» **GIVEN PROBLEM 1**
In the market commentary, at what level is the SPX 50-day moving average given?
» **GIVEN PROBLEM 2**
Decide whether each statement agrees with the market commentary: (a) copper led the markets higher; (b) Keybot the Quant is short now; (c) the bulls need the utilities sector to move lower. Answer yes or no for each, quoting the deciding words.
» **GIVEN PROBLEM 3**
Carry the market commentary further with one more paragraph that picks up after its last sentence.

Monday, September 9, 2013

Keystone's Evening Nightcap 9/9/13

Copper (JJC 39.96) lead the markets higher. Sunday evening told the story. Retail (RTH 53.74) jumped at the opening bell so the rally was in full gear.  The SPX 1665 held until the Syria positive news pushed markets through the 50-day MA at 1666.68 (watch to see if price can hold the 50 tomorrow). The Syria rally today pushed the SPX up through 1665 (remember the 1640-1665 range from Friday) creating an upside acceleration. The thrust was created on news that Syria may work with Russia and the international community to account for its chemical weapons. So the politicians are able to kick the can down the road and avoid a Syria strike. The markets rally, and more folks will continue dying in Syria, but everyone is back slapping each other all afternoon anyway. Markets do not like indecision and may realize in the coming days that the Syria problem will only continue and fester.

Copper, retail and financials are the market drivers right now. XLF 19.94 is the key parameter for Tuesday and will provide the thumbs up or down for markets at the opening bell. XLF is 20.03 creating bullishness in the markets moving forward unless the bears can push XLF under 19.94, so XLF will indicate market direction from the get-go.  Also watch RTH 53.74 and JJC 39.96, both are causing bullishness, the bears need to move one or both under the levels shown to create market downside. The bulls need the utilities sector to move higher to provide more equity upside. Keybot the Quant is long now but a move back to the short side would be anticipated as the week plays out. For the SPX starting at 1672, bulls only need one positive point, so watch the overnight S&P futures, and the rally will accelerate after the opening bell. Bears are trying to stop the thrust higher by pushing financials, retail and/or copper lower.

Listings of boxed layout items
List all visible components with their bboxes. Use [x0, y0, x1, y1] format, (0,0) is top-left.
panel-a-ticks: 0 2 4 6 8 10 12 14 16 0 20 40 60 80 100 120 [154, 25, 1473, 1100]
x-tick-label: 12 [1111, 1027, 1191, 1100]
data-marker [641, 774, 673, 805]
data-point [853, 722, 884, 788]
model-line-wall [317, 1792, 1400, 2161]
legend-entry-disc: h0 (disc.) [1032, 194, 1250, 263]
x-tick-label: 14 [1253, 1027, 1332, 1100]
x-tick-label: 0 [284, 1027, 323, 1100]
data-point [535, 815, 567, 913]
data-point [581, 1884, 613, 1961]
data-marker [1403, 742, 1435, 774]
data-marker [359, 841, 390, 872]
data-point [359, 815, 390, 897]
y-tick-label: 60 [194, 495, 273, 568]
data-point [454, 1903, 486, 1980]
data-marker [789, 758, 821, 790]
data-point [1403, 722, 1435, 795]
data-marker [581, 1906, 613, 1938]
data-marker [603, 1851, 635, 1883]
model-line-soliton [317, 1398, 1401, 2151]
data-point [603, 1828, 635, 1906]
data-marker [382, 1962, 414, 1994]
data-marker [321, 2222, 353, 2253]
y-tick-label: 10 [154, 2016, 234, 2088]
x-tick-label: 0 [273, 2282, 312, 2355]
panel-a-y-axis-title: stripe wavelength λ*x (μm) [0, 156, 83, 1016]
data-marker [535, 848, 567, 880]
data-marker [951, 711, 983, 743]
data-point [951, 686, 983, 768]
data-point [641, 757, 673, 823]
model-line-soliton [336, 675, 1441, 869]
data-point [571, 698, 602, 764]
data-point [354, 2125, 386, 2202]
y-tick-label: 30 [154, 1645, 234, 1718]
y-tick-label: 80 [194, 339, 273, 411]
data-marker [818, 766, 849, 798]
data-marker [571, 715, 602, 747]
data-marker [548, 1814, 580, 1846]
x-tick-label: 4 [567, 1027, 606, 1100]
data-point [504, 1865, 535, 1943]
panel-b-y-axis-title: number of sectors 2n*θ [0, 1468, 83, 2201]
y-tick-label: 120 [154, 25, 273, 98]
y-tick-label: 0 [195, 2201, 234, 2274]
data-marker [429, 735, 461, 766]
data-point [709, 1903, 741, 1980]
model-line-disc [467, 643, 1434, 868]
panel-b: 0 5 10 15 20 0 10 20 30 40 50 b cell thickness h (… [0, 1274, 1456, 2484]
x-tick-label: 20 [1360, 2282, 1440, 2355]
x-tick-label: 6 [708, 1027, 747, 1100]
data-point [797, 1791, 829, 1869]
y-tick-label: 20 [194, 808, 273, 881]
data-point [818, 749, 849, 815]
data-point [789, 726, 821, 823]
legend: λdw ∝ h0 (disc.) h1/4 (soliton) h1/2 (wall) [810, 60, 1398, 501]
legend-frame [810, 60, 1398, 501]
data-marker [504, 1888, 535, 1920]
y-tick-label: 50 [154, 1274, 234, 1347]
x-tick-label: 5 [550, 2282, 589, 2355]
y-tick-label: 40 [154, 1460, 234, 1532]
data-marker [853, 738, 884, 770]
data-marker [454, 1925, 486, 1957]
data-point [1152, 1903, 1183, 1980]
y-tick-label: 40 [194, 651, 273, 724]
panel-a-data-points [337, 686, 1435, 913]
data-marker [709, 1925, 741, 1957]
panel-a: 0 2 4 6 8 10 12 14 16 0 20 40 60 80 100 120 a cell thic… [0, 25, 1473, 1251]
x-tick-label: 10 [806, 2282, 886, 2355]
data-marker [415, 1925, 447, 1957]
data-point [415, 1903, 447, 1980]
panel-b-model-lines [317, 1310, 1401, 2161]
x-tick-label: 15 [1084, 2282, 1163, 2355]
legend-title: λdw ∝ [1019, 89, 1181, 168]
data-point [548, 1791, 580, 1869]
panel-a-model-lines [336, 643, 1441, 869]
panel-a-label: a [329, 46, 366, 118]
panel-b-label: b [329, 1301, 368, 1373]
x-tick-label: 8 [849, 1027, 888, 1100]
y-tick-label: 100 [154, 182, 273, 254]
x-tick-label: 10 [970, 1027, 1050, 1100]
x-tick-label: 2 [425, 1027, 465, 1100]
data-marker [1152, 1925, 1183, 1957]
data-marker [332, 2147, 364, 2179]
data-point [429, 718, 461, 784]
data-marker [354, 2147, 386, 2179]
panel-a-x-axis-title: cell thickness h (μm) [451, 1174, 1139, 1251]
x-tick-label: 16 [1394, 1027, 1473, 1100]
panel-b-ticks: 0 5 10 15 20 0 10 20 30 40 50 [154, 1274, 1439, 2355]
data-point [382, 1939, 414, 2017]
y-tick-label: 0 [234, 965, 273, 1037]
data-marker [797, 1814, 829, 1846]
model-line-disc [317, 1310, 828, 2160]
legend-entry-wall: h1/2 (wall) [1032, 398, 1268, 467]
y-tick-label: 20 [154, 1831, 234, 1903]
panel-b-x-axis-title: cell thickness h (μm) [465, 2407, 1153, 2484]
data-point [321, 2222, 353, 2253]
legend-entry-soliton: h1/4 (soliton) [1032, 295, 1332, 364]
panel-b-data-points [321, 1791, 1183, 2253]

» **REPLY 1**
1666.68

» **REPLY 2**
(a) Yes: "Copper (JJC 39.96) lead the markets higher."
(b) No: "Keybot the Quant is long now"
(c) No: "The bulls need the utilities sector to move higher to provide more equity upside."

» **REPLY 3**
The TRIN prints another uber low number so the markets need to sell off to relieve the uber bullish pressure. At the same time, the CPC and CPCE put/call ratios indicate that markets are at a significant top right now and should begin to sell off at any time in the days ahead. The SPX may be targeting the gap at 1680-1685. The strongest S/R is 1669, 1685 and 1691. So the anticipation would be a top in the SPX between here, 1672, and the gap. The next month will prove interesting. Maintain short protection and it is likely prudent to accelerate the pace of ditching longs and adding shorts since time is likely short. The markets may not see these highs for months, or one or two years, or longer, once the selling begins. The 8 MA is above the 34 MA on the SPX 30-minute chart and the SPX is above the 200 EMA on the 60-minute chart both signaling bullish markets for the hours and days ahead so watch these two signals to indicate the start of a market move lower.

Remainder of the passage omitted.